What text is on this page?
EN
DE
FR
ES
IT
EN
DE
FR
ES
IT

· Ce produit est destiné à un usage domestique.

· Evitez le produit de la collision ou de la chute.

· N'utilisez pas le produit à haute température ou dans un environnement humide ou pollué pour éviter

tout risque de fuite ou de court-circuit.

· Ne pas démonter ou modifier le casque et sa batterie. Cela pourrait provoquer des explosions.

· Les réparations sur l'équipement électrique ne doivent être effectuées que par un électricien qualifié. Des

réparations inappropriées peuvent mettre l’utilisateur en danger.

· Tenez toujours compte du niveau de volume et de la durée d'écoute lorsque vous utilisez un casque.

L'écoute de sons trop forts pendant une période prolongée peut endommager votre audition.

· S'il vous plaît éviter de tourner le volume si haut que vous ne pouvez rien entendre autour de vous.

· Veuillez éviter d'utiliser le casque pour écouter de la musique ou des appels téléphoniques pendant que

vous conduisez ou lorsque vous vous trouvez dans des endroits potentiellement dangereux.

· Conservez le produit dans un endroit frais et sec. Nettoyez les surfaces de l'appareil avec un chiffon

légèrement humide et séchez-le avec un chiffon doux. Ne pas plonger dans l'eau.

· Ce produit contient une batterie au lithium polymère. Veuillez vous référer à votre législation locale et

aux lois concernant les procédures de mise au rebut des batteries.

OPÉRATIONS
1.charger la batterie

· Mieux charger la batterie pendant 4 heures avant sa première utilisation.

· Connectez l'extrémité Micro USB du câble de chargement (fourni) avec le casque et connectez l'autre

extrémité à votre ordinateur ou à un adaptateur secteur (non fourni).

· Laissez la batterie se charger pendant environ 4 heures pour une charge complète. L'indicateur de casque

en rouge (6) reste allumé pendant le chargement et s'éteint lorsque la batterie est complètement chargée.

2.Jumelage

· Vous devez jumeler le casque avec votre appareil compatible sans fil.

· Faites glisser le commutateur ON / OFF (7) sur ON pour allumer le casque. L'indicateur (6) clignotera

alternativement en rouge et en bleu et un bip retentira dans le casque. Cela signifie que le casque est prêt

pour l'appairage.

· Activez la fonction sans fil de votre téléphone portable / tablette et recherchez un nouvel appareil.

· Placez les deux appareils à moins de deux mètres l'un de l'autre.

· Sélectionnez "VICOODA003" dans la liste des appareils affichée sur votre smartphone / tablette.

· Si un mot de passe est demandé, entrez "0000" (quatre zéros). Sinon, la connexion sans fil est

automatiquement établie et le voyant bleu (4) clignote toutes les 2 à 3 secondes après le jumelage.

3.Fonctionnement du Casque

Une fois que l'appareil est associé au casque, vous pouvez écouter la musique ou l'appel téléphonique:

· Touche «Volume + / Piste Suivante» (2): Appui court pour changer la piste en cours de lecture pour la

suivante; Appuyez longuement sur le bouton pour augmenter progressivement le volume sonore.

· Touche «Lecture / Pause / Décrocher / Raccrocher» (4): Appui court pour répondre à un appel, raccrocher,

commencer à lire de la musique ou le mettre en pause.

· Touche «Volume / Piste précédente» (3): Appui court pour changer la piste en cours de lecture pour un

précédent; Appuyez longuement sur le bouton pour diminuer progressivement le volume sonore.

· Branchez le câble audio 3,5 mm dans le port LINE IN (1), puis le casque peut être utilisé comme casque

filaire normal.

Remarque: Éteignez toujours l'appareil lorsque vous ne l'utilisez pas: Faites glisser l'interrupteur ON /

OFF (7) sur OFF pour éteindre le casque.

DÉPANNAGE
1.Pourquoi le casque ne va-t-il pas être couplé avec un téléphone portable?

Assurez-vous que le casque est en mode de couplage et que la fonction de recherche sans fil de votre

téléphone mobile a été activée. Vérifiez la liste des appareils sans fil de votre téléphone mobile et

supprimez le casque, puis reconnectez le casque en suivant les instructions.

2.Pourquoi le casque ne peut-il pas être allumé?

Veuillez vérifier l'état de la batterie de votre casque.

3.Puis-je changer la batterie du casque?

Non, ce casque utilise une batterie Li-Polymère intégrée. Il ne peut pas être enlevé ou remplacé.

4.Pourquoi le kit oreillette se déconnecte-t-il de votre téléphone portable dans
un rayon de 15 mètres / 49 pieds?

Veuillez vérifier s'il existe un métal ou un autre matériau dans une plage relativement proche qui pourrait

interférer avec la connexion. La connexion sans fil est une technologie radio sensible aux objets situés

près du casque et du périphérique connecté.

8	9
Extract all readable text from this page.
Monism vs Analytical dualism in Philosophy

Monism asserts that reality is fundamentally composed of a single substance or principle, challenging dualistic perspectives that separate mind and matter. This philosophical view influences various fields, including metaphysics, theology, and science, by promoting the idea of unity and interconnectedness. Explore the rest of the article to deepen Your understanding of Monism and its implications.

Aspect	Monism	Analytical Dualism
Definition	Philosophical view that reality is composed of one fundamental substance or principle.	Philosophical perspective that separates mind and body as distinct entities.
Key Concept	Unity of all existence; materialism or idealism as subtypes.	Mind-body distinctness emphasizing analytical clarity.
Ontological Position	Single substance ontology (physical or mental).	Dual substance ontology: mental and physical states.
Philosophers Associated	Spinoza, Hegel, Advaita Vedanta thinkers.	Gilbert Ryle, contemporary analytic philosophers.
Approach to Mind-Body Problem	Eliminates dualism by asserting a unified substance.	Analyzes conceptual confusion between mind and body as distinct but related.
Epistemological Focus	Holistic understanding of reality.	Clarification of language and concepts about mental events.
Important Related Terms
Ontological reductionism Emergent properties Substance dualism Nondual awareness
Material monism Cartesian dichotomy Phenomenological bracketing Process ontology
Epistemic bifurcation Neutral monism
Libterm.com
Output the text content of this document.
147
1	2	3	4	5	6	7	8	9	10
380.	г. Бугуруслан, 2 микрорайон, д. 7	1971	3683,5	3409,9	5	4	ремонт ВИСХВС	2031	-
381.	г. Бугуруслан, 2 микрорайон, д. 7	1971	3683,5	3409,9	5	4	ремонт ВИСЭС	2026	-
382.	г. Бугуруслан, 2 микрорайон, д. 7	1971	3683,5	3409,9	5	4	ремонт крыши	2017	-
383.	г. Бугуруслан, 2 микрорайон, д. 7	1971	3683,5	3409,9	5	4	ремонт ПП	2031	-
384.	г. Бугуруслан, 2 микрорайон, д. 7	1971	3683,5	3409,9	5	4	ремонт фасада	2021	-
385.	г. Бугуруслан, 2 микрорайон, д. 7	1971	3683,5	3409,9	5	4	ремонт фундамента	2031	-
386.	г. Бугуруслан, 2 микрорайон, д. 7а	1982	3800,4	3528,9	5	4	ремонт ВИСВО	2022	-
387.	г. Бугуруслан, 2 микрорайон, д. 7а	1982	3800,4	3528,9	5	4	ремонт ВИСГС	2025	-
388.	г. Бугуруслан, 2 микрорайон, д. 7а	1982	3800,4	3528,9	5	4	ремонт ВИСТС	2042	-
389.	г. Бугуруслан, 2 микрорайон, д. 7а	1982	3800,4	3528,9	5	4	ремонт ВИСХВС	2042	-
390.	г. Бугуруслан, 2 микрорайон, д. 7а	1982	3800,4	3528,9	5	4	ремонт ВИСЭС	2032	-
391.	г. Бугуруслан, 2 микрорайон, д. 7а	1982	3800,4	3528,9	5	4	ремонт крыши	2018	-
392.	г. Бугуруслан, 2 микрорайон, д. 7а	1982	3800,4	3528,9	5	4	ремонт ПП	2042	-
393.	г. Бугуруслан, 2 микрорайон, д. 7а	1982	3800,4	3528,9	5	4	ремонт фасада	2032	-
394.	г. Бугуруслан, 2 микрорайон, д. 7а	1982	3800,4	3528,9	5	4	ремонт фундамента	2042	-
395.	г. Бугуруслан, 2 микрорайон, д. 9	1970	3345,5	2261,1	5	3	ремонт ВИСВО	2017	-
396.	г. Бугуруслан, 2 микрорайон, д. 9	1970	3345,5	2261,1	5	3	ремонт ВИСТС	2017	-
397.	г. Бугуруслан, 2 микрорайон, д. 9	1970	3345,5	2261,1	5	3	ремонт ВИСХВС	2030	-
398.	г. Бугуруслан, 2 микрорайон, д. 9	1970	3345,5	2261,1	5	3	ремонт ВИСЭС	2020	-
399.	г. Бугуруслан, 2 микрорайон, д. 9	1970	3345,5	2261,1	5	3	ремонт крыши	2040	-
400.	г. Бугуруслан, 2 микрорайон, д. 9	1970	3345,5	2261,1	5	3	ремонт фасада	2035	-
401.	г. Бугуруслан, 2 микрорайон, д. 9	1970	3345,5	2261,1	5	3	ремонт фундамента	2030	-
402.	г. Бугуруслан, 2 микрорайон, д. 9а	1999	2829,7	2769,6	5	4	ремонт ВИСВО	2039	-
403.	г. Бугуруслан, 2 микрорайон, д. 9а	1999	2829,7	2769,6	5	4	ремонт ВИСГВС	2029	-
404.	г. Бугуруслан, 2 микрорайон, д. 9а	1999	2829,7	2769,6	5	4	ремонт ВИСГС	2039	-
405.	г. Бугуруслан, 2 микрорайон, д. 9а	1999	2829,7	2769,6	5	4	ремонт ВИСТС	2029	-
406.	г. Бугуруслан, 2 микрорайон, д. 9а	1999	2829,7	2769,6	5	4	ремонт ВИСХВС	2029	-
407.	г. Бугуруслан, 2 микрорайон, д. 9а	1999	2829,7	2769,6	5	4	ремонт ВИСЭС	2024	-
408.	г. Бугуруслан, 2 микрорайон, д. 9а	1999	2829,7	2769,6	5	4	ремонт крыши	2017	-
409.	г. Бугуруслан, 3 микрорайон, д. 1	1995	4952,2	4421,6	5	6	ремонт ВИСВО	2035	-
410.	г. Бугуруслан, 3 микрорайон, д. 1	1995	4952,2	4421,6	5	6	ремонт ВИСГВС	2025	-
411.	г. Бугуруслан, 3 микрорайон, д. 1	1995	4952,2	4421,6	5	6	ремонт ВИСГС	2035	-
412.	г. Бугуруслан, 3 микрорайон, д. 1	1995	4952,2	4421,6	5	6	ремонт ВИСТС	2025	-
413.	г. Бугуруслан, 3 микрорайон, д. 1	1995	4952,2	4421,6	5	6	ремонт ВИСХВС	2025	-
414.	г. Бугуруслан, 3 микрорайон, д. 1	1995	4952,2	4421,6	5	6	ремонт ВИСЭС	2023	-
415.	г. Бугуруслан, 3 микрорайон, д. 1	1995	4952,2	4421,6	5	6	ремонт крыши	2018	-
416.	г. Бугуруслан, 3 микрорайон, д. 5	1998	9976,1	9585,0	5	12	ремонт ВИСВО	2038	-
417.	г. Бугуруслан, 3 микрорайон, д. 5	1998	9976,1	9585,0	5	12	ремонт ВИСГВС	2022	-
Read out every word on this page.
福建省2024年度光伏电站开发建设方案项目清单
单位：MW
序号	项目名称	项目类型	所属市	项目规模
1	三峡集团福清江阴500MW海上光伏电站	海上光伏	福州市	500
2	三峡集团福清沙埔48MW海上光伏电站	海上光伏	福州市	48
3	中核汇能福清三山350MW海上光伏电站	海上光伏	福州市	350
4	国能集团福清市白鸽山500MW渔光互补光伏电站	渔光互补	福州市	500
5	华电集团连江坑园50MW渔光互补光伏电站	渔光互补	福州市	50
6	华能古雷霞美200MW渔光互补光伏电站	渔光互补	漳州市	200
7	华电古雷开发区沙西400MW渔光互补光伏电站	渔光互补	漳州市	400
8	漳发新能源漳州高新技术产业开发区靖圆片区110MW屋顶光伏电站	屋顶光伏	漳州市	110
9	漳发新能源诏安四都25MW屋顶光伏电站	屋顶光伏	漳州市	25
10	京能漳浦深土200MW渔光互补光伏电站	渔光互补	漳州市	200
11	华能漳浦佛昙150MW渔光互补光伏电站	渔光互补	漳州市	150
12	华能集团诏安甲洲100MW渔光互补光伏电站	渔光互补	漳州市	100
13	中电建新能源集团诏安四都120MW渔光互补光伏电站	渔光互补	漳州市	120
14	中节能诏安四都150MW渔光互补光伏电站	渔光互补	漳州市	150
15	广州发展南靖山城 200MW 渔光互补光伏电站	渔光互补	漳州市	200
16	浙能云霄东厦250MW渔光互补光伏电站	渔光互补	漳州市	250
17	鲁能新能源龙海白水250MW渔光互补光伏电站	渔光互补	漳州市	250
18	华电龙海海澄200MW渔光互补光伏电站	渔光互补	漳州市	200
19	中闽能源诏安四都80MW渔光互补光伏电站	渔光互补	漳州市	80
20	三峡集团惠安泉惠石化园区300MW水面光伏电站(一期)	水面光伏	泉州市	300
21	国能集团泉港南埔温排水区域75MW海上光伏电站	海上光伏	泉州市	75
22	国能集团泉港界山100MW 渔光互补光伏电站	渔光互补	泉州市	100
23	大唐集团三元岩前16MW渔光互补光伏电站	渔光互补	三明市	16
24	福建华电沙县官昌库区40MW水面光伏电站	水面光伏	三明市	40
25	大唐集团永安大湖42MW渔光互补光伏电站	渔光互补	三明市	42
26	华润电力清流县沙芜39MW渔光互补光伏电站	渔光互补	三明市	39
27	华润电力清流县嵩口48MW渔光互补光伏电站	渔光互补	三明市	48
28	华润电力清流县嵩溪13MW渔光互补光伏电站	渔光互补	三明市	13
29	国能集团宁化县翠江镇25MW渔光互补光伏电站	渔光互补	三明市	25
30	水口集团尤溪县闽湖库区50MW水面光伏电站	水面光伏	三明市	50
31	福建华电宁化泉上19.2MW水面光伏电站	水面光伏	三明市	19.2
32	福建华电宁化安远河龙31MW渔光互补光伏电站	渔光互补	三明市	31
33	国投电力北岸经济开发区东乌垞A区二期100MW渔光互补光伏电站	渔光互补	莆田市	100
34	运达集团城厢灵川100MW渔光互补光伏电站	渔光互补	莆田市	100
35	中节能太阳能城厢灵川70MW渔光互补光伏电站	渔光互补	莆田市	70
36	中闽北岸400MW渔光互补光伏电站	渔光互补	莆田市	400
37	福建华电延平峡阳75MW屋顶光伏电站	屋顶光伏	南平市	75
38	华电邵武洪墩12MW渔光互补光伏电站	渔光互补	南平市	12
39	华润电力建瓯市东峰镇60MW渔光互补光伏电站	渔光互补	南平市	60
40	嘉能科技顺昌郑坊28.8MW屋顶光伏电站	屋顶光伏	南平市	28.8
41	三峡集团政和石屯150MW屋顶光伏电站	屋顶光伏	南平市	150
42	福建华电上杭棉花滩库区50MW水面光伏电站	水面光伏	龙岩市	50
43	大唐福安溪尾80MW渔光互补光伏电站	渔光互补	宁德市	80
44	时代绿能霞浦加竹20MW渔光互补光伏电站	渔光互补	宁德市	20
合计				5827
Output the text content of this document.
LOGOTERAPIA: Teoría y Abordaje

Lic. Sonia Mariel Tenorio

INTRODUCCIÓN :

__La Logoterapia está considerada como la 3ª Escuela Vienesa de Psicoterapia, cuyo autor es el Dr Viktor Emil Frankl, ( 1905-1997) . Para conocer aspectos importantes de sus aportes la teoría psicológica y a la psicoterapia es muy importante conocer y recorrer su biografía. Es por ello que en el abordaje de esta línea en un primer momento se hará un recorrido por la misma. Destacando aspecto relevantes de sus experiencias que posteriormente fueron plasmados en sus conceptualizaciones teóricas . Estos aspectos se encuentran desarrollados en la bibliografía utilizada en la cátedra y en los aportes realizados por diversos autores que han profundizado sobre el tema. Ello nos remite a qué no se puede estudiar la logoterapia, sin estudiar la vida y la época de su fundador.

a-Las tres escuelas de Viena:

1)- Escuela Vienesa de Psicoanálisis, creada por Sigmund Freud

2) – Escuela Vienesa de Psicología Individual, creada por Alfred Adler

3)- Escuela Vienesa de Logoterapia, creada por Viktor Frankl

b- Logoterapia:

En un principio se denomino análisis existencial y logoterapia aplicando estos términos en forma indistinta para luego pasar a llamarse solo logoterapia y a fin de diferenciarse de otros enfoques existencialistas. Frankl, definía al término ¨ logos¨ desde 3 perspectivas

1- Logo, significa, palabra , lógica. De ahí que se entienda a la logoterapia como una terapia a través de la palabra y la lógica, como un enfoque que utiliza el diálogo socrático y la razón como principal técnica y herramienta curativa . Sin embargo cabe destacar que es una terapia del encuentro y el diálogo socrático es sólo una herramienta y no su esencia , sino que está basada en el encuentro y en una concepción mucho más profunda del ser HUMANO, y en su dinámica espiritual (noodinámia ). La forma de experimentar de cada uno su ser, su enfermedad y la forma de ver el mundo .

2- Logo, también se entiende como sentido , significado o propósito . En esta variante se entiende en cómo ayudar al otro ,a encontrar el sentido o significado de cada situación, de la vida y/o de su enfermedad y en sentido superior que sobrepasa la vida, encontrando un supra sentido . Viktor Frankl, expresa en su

■ Exercise task: Search the listing above for the string "ВИСГВС". Copy every line that contains it.

■ Correct result:
403.	г. Бугуруслан, 2 микрорайон, д. 9а	1999	2829,7	2769,6	5	4	ремонт ВИСГВС	2029	-
410.	г. Бугуруслан, 3 микрорайон, д. 1	1995	4952,2	4421,6	5	6	ремонт ВИСГВС	2025	-
417.	г. Бугуруслан, 3 микрорайон, д. 5	1998	9976,1	9585,0	5	12	ремонт ВИСГВС	2022	-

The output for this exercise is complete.